Extracted data entries:

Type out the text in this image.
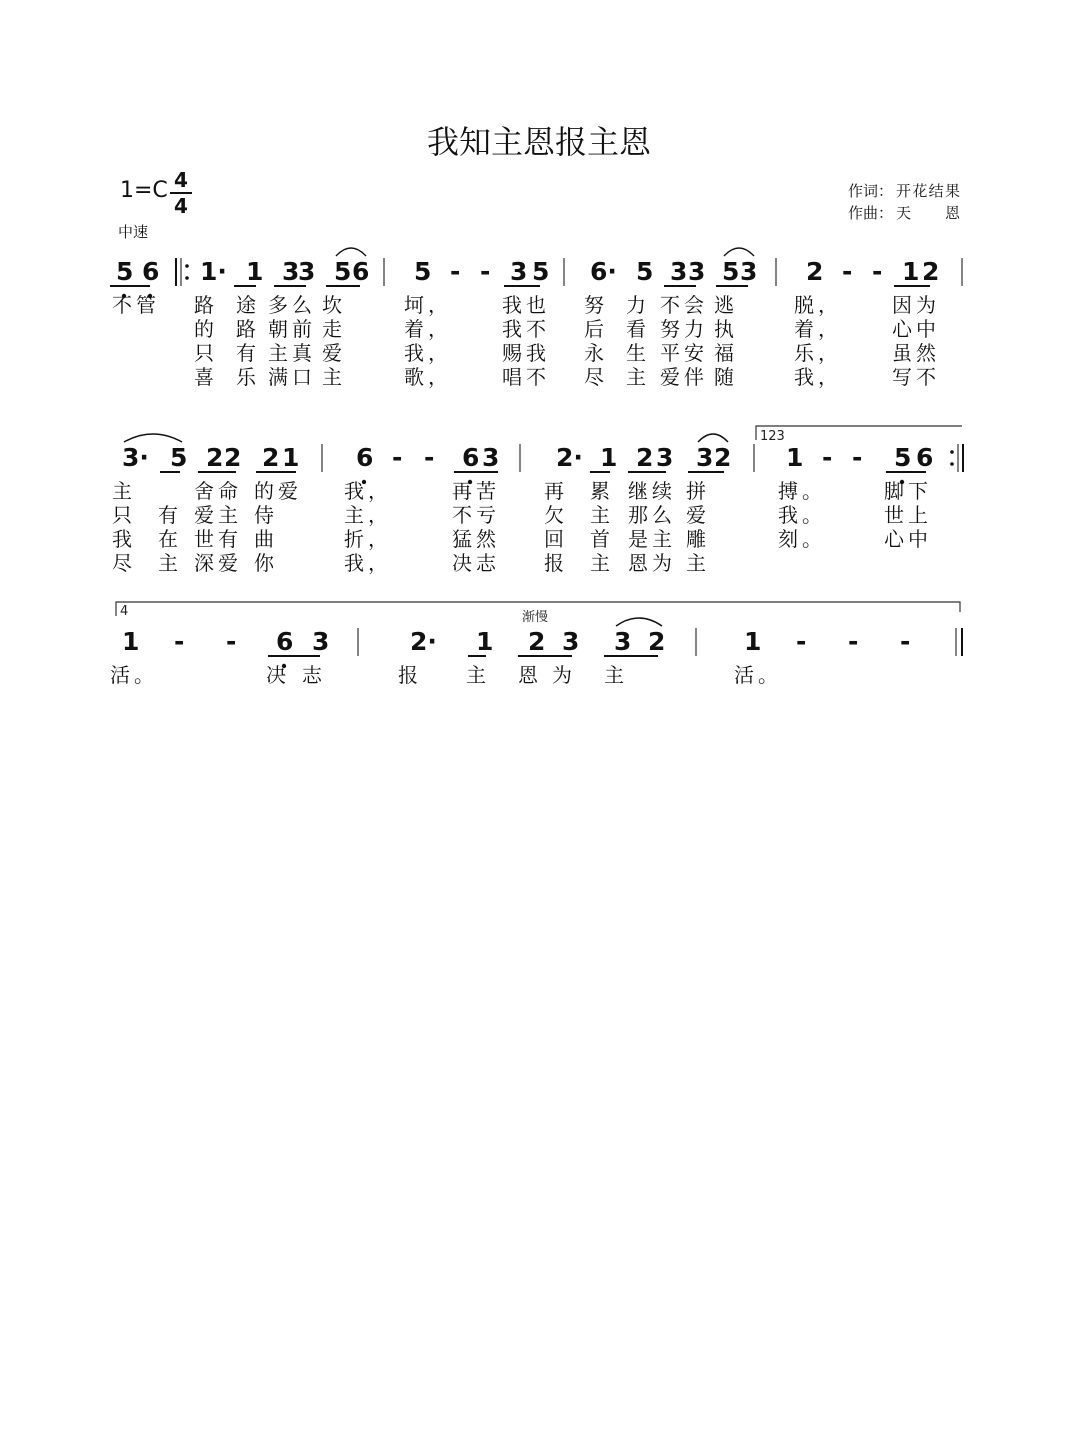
我知主恩报主恩
1=C 4
4
中速
作词： 开花结果
作曲： 天恩
123
4	渐慢
5 6 1· 1 3
3 5 6 5 - - 3 5 6· 5 3 3 5 3 2 - - 1 2
3· 5 2 2 2 1 6 - - 6 3 2· 1 2 3 3 2 1 - - 5 6
1 - - 6 3	2· 1 2 3 3 2	1 - - -
不管 路 途 多么 坎	坷，	我也 努 力 不会 逃	脱，	因为
的 路 朝前 走	着，	我不 后 看 努力 执	着，	心中
只 有 主真 爱	我，	赐我 永 生 平安 福	乐，	虽然
喜 乐 满口 主	歌，	唱不 尽 主 爱伴 随	我，	写不
主	舍命 的爱 我，	再苦 再 累 继续 拼	搏。	脚下
只 有 爱主 侍	主，	不亏 欠 主 那么 爱	我。	世上
我 在 世有 曲	折，	猛然 回 首 是主 雕	刻。	心中
尽 主 深爱 你	我，	决志 报 主 恩为 主
活。	决 志	报 主 恩 为 主	活。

Instruction:
Make an exact copy of all entries above, dropping the images.

Answer in full:
Type out the text in this image.
我知主恩报主恩
1=C 4
4
中速
作词： 开花结果
作曲： 天恩
123
4	渐慢
5 6 1· 1 3
3 5 6 5 - - 3 5 6· 5 3 3 5 3 2 - - 1 2
3· 5 2 2 2 1 6 - - 6 3 2· 1 2 3 3 2 1 - - 5 6
1 - - 6 3	2· 1 2 3 3 2	1 - - -
不管 路 途 多么 坎	坷，	我也 努 力 不会 逃	脱，	因为
的 路 朝前 走	着，	我不 后 看 努力 执	着，	心中
只 有 主真 爱	我，	赐我 永 生 平安 福	乐，	虽然
喜 乐 满口 主	歌，	唱不 尽 主 爱伴 随	我，	写不
主	舍命 的爱 我，	再苦 再 累 继续 拼	搏。	脚下
只 有 爱主 侍	主，	不亏 欠 主 那么 爱	我。	世上
我 在 世有 曲	折，	猛然 回 首 是主 雕	刻。	心中
尽 主 深爱 你	我，	决志 报 主 恩为 主
活。	决 志	报 主 恩 为 主	活。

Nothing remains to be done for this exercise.